Problem requirements: All lines in which the word "educator" occurs are to be extracted.

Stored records
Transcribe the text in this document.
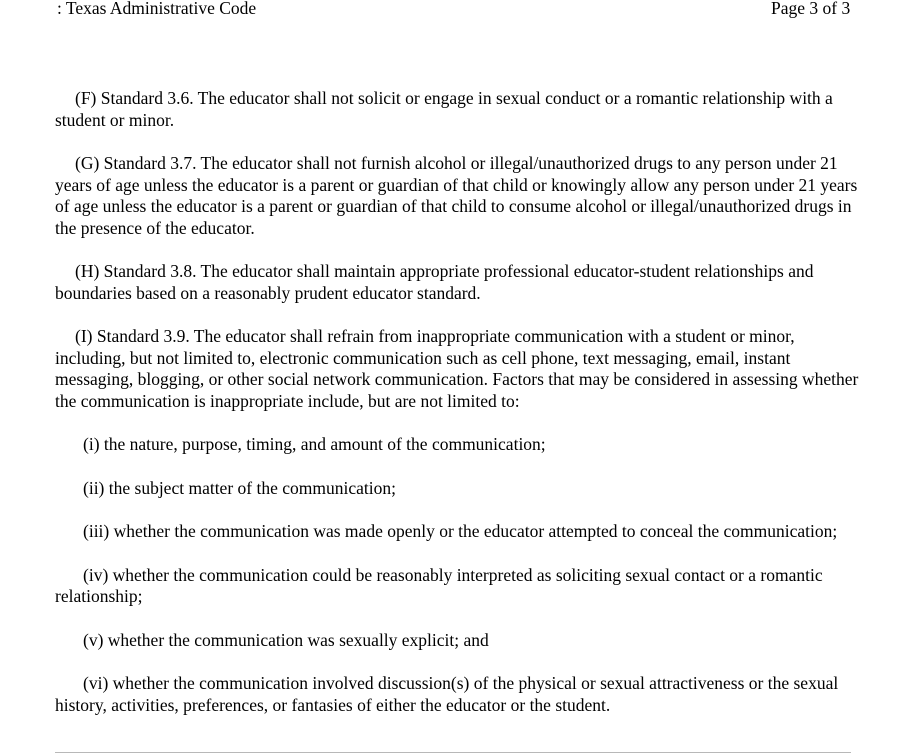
: Texas Administrative Code	Page 3 of 3

(F) Standard 3.6. The educator shall not solicit or engage in sexual conduct or a romantic relationship with a student or minor.

(G) Standard 3.7. The educator shall not furnish alcohol or illegal/unauthorized drugs to any person under 21 years of age unless the educator is a parent or guardian of that child or knowingly allow any person under 21 years of age unless the educator is a parent or guardian of that child to consume alcohol or illegal/unauthorized drugs in the presence of the educator.

(H) Standard 3.8. The educator shall maintain appropriate professional educator-student relationships and boundaries based on a reasonably prudent educator standard.

(I) Standard 3.9. The educator shall refrain from inappropriate communication with a student or minor, including, but not limited to, electronic communication such as cell phone, text messaging, email, instant messaging, blogging, or other social network communication. Factors that may be considered in assessing whether the communication is inappropriate include, but are not limited to:

(i) the nature, purpose, timing, and amount of the communication;

(ii) the subject matter of the communication;

(iii) whether the communication was made openly or the educator attempted to conceal the communication;

(iv) whether the communication could be reasonably interpreted as soliciting sexual contact or a romantic relationship;

(v) whether the communication was sexually explicit; and

(vi) whether the communication involved discussion(s) of the physical or sexual attractiveness or the sexual history, activities, preferences, or fantasies of either the educator or the student.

Result below:
(F) Standard 3.6. The educator shall not solicit or engage in sexual conduct or a romantic relationship with a student or minor.
(G) Standard 3.7. The educator shall not furnish alcohol or illegal/unauthorized drugs to any person under 21 years of age unless the educator is a parent or guardian of that child or knowingly allow any person under 21 years of age unless the educator is a parent or guardian of that child to consume alcohol or illegal/unauthorized drugs in the presence of the educator.
(H) Standard 3.8. The educator shall maintain appropriate professional educator-student relationships and boundaries based on a reasonably prudent educator standard.
(I) Standard 3.9. The educator shall refrain from inappropriate communication with a student or minor, including, but not limited to, electronic communication such as cell phone, text messaging, email, instant messaging, blogging, or other social network communication. Factors that may be considered in assessing whether the communication is inappropriate include, but are not limited to:
(iii) whether the communication was made openly or the educator attempted to conceal the communication;
(vi) whether the communication involved discussion(s) of the physical or sexual attractiveness or the sexual history, activities, preferences, or fantasies of either the educator or the student.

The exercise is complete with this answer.